>> begin Given entries
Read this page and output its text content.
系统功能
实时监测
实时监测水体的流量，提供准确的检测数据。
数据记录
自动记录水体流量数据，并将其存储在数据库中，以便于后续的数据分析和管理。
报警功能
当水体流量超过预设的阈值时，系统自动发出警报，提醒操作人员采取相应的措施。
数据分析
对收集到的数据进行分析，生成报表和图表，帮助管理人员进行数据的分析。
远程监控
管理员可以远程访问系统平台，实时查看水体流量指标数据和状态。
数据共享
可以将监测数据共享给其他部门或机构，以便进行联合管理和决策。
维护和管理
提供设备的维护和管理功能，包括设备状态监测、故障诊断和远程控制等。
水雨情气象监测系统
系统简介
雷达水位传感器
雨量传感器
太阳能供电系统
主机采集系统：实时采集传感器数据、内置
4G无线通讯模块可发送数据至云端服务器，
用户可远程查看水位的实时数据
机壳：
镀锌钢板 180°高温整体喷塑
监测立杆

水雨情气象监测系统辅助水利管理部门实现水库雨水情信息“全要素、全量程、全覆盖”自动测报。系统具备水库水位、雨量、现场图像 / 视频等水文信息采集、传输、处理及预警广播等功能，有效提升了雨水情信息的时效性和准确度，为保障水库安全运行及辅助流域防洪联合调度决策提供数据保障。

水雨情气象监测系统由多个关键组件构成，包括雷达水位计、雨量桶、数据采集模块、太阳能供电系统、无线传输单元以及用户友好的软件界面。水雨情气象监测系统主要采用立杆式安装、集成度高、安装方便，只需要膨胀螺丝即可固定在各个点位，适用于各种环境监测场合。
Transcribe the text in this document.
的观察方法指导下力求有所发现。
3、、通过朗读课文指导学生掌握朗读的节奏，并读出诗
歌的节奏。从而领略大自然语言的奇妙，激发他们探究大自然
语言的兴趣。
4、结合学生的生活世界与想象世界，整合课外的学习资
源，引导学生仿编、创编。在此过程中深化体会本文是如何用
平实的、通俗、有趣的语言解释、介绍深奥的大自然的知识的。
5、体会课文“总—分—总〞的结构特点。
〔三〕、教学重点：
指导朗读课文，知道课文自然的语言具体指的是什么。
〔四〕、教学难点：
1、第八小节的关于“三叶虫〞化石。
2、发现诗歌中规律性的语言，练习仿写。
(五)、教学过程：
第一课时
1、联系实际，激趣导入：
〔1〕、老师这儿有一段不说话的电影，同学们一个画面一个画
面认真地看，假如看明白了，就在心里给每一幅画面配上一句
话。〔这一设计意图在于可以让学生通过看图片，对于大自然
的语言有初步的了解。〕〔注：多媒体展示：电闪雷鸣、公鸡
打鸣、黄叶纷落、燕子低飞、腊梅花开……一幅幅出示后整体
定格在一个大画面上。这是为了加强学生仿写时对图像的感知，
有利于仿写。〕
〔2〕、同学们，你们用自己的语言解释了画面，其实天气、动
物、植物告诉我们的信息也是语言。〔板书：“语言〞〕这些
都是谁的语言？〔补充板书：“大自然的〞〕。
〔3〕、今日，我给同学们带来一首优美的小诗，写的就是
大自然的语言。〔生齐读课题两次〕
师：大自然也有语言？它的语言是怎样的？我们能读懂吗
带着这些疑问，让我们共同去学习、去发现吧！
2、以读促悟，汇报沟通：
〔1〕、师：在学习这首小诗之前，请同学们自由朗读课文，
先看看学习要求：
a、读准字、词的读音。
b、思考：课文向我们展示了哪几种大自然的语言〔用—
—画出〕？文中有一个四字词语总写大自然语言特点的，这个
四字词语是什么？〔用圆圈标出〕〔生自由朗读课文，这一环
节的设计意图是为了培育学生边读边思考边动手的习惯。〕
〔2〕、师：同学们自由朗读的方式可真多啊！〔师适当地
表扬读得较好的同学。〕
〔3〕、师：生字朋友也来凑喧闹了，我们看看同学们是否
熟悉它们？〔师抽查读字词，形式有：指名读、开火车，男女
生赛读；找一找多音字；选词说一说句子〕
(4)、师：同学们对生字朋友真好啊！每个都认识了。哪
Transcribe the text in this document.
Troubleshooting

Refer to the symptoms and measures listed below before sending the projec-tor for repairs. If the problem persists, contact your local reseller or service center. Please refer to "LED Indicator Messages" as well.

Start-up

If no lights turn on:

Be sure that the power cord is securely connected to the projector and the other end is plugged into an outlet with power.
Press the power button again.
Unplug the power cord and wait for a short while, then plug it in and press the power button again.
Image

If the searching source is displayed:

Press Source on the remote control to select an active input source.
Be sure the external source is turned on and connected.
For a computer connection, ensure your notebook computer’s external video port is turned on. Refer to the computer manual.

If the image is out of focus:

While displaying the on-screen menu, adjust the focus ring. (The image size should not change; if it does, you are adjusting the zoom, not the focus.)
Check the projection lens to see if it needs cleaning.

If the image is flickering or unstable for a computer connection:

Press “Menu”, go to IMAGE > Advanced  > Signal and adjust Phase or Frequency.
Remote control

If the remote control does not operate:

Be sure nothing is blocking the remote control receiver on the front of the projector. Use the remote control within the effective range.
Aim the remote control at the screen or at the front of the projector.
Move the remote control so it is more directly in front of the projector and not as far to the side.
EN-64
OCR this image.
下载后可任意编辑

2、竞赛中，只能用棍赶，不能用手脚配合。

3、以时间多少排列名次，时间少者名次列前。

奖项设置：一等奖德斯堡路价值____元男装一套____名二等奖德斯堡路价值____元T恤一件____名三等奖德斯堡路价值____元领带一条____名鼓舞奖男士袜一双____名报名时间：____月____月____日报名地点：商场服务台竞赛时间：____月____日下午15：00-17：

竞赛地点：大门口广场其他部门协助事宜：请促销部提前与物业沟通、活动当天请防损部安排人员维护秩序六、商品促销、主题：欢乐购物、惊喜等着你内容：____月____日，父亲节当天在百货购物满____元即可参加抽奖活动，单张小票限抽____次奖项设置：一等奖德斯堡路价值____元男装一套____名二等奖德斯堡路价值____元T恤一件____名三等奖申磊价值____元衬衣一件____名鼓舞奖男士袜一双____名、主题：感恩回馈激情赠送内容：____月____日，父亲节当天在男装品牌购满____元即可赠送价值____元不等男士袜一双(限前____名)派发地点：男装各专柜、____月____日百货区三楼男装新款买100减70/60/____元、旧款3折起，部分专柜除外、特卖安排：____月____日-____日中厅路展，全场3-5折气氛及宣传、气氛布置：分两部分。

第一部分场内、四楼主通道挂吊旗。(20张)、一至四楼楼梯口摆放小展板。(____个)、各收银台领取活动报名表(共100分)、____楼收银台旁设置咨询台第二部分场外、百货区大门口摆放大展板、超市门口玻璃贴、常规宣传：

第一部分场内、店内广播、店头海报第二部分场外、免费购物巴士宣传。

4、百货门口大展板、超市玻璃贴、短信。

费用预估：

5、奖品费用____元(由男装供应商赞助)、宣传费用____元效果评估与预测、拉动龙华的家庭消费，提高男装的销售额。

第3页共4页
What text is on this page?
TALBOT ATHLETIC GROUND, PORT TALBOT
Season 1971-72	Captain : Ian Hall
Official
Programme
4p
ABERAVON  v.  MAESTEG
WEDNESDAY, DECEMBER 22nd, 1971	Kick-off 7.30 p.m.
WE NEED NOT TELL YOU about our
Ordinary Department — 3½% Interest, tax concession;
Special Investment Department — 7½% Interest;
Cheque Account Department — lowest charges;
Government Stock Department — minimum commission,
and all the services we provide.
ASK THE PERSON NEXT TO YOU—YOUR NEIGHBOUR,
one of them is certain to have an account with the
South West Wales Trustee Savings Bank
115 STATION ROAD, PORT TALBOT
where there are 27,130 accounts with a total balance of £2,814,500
>> end Given entries
> _Written request_: Reproduce each entry exactly, leaving out nothing.

> _Problem solution_:
Read this page and output its text content.
系统功能
实时监测
实时监测水体的流量，提供准确的检测数据。
数据记录
自动记录水体流量数据，并将其存储在数据库中，以便于后续的数据分析和管理。
报警功能
当水体流量超过预设的阈值时，系统自动发出警报，提醒操作人员采取相应的措施。
数据分析
对收集到的数据进行分析，生成报表和图表，帮助管理人员进行数据的分析。
远程监控
管理员可以远程访问系统平台，实时查看水体流量指标数据和状态。
数据共享
可以将监测数据共享给其他部门或机构，以便进行联合管理和决策。
维护和管理
提供设备的维护和管理功能，包括设备状态监测、故障诊断和远程控制等。
水雨情气象监测系统
系统简介
雷达水位传感器
雨量传感器
太阳能供电系统
主机采集系统：实时采集传感器数据、内置
4G无线通讯模块可发送数据至云端服务器，
用户可远程查看水位的实时数据
机壳：
镀锌钢板 180°高温整体喷塑
监测立杆

水雨情气象监测系统辅助水利管理部门实现水库雨水情信息“全要素、全量程、全覆盖”自动测报。系统具备水库水位、雨量、现场图像 / 视频等水文信息采集、传输、处理及预警广播等功能，有效提升了雨水情信息的时效性和准确度，为保障水库安全运行及辅助流域防洪联合调度决策提供数据保障。

水雨情气象监测系统由多个关键组件构成，包括雷达水位计、雨量桶、数据采集模块、太阳能供电系统、无线传输单元以及用户友好的软件界面。水雨情气象监测系统主要采用立杆式安装、集成度高、安装方便，只需要膨胀螺丝即可固定在各个点位，适用于各种环境监测场合。
Transcribe the text in this document.
的观察方法指导下力求有所发现。
3、、通过朗读课文指导学生掌握朗读的节奏，并读出诗
歌的节奏。从而领略大自然语言的奇妙，激发他们探究大自然
语言的兴趣。
4、结合学生的生活世界与想象世界，整合课外的学习资
源，引导学生仿编、创编。在此过程中深化体会本文是如何用
平实的、通俗、有趣的语言解释、介绍深奥的大自然的知识的。
5、体会课文“总—分—总〞的结构特点。
〔三〕、教学重点：
指导朗读课文，知道课文自然的语言具体指的是什么。
〔四〕、教学难点：
1、第八小节的关于“三叶虫〞化石。
2、发现诗歌中规律性的语言，练习仿写。
(五)、教学过程：
第一课时
1、联系实际，激趣导入：
〔1〕、老师这儿有一段不说话的电影，同学们一个画面一个画
面认真地看，假如看明白了，就在心里给每一幅画面配上一句
话。〔这一设计意图在于可以让学生通过看图片，对于大自然
的语言有初步的了解。〕〔注：多媒体展示：电闪雷鸣、公鸡
打鸣、黄叶纷落、燕子低飞、腊梅花开……一幅幅出示后整体
定格在一个大画面上。这是为了加强学生仿写时对图像的感知，
有利于仿写。〕
〔2〕、同学们，你们用自己的语言解释了画面，其实天气、动
物、植物告诉我们的信息也是语言。〔板书：“语言〞〕这些
都是谁的语言？〔补充板书：“大自然的〞〕。
〔3〕、今日，我给同学们带来一首优美的小诗，写的就是
大自然的语言。〔生齐读课题两次〕
师：大自然也有语言？它的语言是怎样的？我们能读懂吗
带着这些疑问，让我们共同去学习、去发现吧！
2、以读促悟，汇报沟通：
〔1〕、师：在学习这首小诗之前，请同学们自由朗读课文，
先看看学习要求：
a、读准字、词的读音。
b、思考：课文向我们展示了哪几种大自然的语言〔用—
—画出〕？文中有一个四字词语总写大自然语言特点的，这个
四字词语是什么？〔用圆圈标出〕〔生自由朗读课文，这一环
节的设计意图是为了培育学生边读边思考边动手的习惯。〕
〔2〕、师：同学们自由朗读的方式可真多啊！〔师适当地
表扬读得较好的同学。〕
〔3〕、师：生字朋友也来凑喧闹了，我们看看同学们是否
熟悉它们？〔师抽查读字词，形式有：指名读、开火车，男女
生赛读；找一找多音字；选词说一说句子〕
(4)、师：同学们对生字朋友真好啊！每个都认识了。哪
Transcribe the text in this document.
Troubleshooting

Refer to the symptoms and measures listed below before sending the projec-tor for repairs. If the problem persists, contact your local reseller or service center. Please refer to "LED Indicator Messages" as well.

Start-up

If no lights turn on:

Be sure that the power cord is securely connected to the projector and the other end is plugged into an outlet with power.
Press the power button again.
Unplug the power cord and wait for a short while, then plug it in and press the power button again.
Image

If the searching source is displayed:

Press Source on the remote control to select an active input source.
Be sure the external source is turned on and connected.
For a computer connection, ensure your notebook computer’s external video port is turned on. Refer to the computer manual.

If the image is out of focus:

While displaying the on-screen menu, adjust the focus ring. (The image size should not change; if it does, you are adjusting the zoom, not the focus.)
Check the projection lens to see if it needs cleaning.

If the image is flickering or unstable for a computer connection:

Press “Menu”, go to IMAGE > Advanced  > Signal and adjust Phase or Frequency.
Remote control

If the remote control does not operate:

Be sure nothing is blocking the remote control receiver on the front of the projector. Use the remote control within the effective range.
Aim the remote control at the screen or at the front of the projector.
Move the remote control so it is more directly in front of the projector and not as far to the side.
EN-64
OCR this image.
下载后可任意编辑

2、竞赛中，只能用棍赶，不能用手脚配合。

3、以时间多少排列名次，时间少者名次列前。

奖项设置：一等奖德斯堡路价值____元男装一套____名二等奖德斯堡路价值____元T恤一件____名三等奖德斯堡路价值____元领带一条____名鼓舞奖男士袜一双____名报名时间：____月____月____日报名地点：商场服务台竞赛时间：____月____日下午15：00-17：

竞赛地点：大门口广场其他部门协助事宜：请促销部提前与物业沟通、活动当天请防损部安排人员维护秩序六、商品促销、主题：欢乐购物、惊喜等着你内容：____月____日，父亲节当天在百货购物满____元即可参加抽奖活动，单张小票限抽____次奖项设置：一等奖德斯堡路价值____元男装一套____名二等奖德斯堡路价值____元T恤一件____名三等奖申磊价值____元衬衣一件____名鼓舞奖男士袜一双____名、主题：感恩回馈激情赠送内容：____月____日，父亲节当天在男装品牌购满____元即可赠送价值____元不等男士袜一双(限前____名)派发地点：男装各专柜、____月____日百货区三楼男装新款买100减70/60/____元、旧款3折起，部分专柜除外、特卖安排：____月____日-____日中厅路展，全场3-5折气氛及宣传、气氛布置：分两部分。

第一部分场内、四楼主通道挂吊旗。(20张)、一至四楼楼梯口摆放小展板。(____个)、各收银台领取活动报名表(共100分)、____楼收银台旁设置咨询台第二部分场外、百货区大门口摆放大展板、超市门口玻璃贴、常规宣传：

第一部分场内、店内广播、店头海报第二部分场外、免费购物巴士宣传。

4、百货门口大展板、超市玻璃贴、短信。

费用预估：

5、奖品费用____元(由男装供应商赞助)、宣传费用____元效果评估与预测、拉动龙华的家庭消费，提高男装的销售额。

第3页共4页
What text is on this page?
TALBOT ATHLETIC GROUND, PORT TALBOT
Season 1971-72	Captain : Ian Hall
Official
Programme
4p
ABERAVON  v.  MAESTEG
WEDNESDAY, DECEMBER 22nd, 1971	Kick-off 7.30 p.m.
WE NEED NOT TELL YOU about our
Ordinary Department — 3½% Interest, tax concession;
Special Investment Department — 7½% Interest;
Cheque Account Department — lowest charges;
Government Stock Department — minimum commission,
and all the services we provide.
ASK THE PERSON NEXT TO YOU—YOUR NEIGHBOUR,
one of them is certain to have an account with the
South West Wales Trustee Savings Bank
115 STATION ROAD, PORT TALBOT
where there are 27,130 accounts with a total balance of £2,814,500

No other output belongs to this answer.